- _DOCUMENT_
━━━━━━━━━━

A squirrel cage fan draws less current when its flow is blocked.
Therefore clogged media would not directly harm the motor.
However.  Most of fan motors are designated "air over" which means
they have to have a healthy flow of air over the case in order to
stay cool.  Most likely the motor overheated enough to cause winding
failure and a high resistance short that "shortens" up as it gets
hot.  Complete failure is just around the corner.  If the motor
starts willingly, that will be the problem.  If it drags slowly up
to speed, then it is worn out bearings.  Fan duty blower motors are
generally too cheap to spend the labor replacing the bearings - just
buy a new one.  Less than $100 retail.

If you're really cheap and want to join the SMS club AND you get to
the motor NOW before you try to start it again, you can try
disassembling it (careful, the internal wires will be brittle from
heat) and saturating it with red glyptol dielectric paint.
Available from electrical supply companies and some hotrod shops
(used to coat the inside of engine blocks)  It is available in both
aerosol and regular cans.  I'd recommend getting the regular stuff
in a can, diluting it about 2:1 and then pouring it into the
windings.  Allow it to soak in and repeat until they won't take any
more.  Glyptol works best if baked.  A couple of hours at 250 in the
oven (stinks) will do the trick.  If the insulation hasn't degraded
enough that wires touch at room temperature, this might bail you
out.  If you buy glyptol at an electric motor shop, see if you can
get them to megger the stator after you paint it.  If it meggers
good at room temperature, it should be OK for awhile.

Belt tension isn't all that critical.  But once the belt surface is
glazed from slipping, no amount of tightening will make it not
slip.  Probably not your problem here, though.  I tend to leave fan
belts a bit on the loose side to be a bit easier on the el-cheapo
bearings in the motor.  I highly recommend changing the belt when
you work on the motor.

> From the manual, belt tension is important.  I've gone from loose to
> tight.  I don't have a tensiometer to measure 3/4" deflection at 3 lbs,
> I think that is fairly loose.

> Is there a simple way to test to see if the starter relay remains
> engaged?

Probably doesn't use a relay.  Usually a centrifugal switch on the
end of the rotor that cuts out the start winding as the motor comes
up to speed.  You can hear it click in and out.  Many fan motors
don't use a switch at all and instead use a run capacitor that stays
in the circuit all the time.  If the cap goes bad the motor either
will not start or will start slowly and draw a lot of current.  Cap
failure is fairly common.  They're cheap - under $10 retail - so
it's easy to just change one out and see what happens.  If the
electric motor shop or appliance parts warehouse doesn't have the
exact size, it is safe to go the next larger capacity cap.  The
voltage rating must be the same or higher.  Don't be alarmed if the
replacement cap is physically much smaller than the old one - the
advances in miniaturization are slowly creeping into the electric
motor world.

If for some odd reason it does have a start relay, you can hear it
operate.  You can also see it operate on a clamp-on ammeter.  The
motor will draw a large current until the motor comes up to speed,
the relay then disengages and the motor draws a much lower run
current.  The sound of the motor changes too, when the relay
disengages.  If it does not disengage, the motor will sound labored
and may not come all the way up to speed.

━━━━━━━━━━

- _DATA EXCERPT_
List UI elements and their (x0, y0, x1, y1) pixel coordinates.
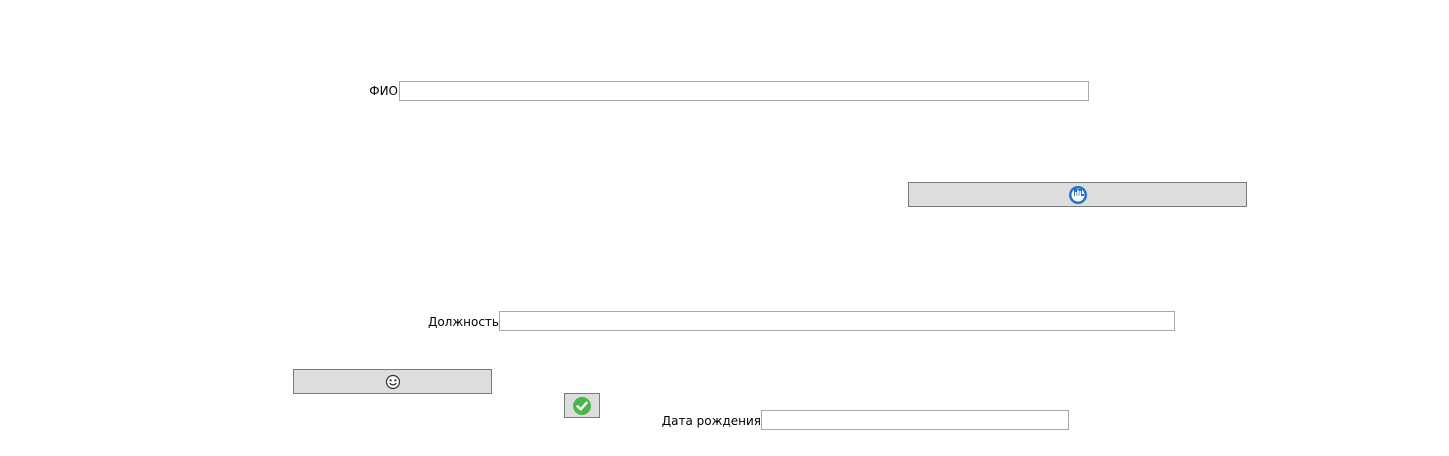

━━━━━━━━━━

- _JOBS_
**a)** Reproduce the passage of the post on fan motors starting at "A squirrel cage" and ending at "than $100 retail.".
**b)** According to the post on fan motors, what voltage rating must a replacement capacitor have?

- _TASK-BY-TASK ANSWERS_
**a)**
A squirrel cage fan draws less current when its flow is blocked.
Therefore clogged media would not directly harm the motor.
However.  Most of fan motors are designated "air over" which means
they have to have a healthy flow of air over the case in order to
stay cool.  Most likely the motor overheated enough to cause winding
failure and a high resistance short that "shortens" up as it gets
hot.  Complete failure is just around the corner.  If the motor
starts willingly, that will be the problem.  If it drags slowly up
to speed, then it is worn out bearings.  Fan duty blower motors are
generally too cheap to spend the labor replacing the bearings - just
buy a new one.  Less than $100 retail.

**b)** The same voltage rating as the original or higher.